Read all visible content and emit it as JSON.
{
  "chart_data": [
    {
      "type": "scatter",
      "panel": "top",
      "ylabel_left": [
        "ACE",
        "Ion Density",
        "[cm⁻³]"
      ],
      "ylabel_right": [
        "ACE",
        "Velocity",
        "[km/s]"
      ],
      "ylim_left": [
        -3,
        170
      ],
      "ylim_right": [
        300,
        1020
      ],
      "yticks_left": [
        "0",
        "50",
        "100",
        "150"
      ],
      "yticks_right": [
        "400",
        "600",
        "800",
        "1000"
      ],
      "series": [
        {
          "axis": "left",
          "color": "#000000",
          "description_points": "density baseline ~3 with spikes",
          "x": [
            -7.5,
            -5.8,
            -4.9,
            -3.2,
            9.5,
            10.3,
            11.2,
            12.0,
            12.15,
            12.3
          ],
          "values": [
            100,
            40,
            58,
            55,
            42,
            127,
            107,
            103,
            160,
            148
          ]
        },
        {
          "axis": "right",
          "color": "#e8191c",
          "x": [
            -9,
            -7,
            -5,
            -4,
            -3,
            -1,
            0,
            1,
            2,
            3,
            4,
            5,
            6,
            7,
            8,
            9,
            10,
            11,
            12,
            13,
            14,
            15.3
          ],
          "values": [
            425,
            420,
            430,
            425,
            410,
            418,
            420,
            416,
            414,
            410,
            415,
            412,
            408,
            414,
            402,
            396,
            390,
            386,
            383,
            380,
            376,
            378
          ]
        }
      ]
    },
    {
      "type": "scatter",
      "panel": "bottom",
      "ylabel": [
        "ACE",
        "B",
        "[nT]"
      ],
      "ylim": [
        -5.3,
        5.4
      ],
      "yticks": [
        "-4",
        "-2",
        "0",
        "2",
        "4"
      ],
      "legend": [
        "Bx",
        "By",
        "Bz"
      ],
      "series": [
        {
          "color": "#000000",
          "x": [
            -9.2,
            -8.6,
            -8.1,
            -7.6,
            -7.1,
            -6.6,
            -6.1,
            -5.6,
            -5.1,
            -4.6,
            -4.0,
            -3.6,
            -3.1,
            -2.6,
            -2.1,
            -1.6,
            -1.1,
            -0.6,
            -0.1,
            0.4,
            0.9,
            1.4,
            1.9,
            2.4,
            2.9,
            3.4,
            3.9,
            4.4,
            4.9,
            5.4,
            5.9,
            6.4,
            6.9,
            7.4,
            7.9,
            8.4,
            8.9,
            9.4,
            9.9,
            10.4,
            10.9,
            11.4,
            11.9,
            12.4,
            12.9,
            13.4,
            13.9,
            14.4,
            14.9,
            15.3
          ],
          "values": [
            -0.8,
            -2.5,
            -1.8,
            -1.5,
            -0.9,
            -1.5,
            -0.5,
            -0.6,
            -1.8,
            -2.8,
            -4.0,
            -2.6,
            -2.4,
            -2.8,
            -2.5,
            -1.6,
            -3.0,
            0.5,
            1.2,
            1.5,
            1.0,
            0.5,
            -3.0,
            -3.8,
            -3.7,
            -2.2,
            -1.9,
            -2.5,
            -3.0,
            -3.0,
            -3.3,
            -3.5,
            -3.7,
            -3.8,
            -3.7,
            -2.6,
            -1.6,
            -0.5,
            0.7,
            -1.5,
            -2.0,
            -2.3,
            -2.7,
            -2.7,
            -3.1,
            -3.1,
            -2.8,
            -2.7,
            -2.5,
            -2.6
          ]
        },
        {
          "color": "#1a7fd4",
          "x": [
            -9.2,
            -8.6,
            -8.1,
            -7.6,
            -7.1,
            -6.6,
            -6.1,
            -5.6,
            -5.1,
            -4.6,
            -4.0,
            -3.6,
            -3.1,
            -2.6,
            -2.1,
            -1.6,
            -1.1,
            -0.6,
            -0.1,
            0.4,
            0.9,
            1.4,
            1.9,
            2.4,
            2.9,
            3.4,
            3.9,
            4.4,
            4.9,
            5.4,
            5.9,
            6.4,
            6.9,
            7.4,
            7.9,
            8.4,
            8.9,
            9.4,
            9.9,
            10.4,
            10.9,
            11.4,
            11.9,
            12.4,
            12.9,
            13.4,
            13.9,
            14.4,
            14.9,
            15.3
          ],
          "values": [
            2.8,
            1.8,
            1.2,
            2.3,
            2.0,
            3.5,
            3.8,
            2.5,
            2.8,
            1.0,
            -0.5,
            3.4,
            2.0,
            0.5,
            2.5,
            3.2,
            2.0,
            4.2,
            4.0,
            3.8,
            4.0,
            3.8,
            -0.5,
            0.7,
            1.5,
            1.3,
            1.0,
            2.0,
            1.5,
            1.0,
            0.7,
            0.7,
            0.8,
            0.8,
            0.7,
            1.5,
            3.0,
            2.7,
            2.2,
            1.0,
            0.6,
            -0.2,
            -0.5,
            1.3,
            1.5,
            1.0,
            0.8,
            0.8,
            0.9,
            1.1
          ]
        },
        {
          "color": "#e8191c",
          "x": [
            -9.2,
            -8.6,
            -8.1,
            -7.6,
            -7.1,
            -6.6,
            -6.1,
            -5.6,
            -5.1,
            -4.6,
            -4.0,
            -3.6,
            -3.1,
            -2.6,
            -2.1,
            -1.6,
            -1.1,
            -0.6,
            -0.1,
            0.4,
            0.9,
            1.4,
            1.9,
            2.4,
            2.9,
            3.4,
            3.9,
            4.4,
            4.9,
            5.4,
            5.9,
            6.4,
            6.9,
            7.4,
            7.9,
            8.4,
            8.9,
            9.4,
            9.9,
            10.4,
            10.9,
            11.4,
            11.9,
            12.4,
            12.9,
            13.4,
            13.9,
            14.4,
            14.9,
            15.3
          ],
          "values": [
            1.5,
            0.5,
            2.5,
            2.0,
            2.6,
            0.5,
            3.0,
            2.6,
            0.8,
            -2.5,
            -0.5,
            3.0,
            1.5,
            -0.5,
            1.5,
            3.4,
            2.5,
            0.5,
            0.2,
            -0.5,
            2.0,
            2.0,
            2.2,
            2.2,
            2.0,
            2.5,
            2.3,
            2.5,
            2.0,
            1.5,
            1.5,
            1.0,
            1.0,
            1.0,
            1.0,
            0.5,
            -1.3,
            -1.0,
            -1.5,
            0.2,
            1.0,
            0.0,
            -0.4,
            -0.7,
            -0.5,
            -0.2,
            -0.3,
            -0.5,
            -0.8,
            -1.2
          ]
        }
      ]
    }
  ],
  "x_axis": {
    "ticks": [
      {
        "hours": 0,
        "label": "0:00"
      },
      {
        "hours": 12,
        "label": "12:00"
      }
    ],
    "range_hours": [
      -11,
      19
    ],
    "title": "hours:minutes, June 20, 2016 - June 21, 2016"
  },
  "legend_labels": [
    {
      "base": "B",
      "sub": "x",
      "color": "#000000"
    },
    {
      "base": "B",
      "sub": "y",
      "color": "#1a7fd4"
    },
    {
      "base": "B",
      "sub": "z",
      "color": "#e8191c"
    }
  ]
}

━━━━━━

● Exercise objective: Among the entries above, how many lines hold the string "color"? Respond with nothing but the number.

● Output of the task: 8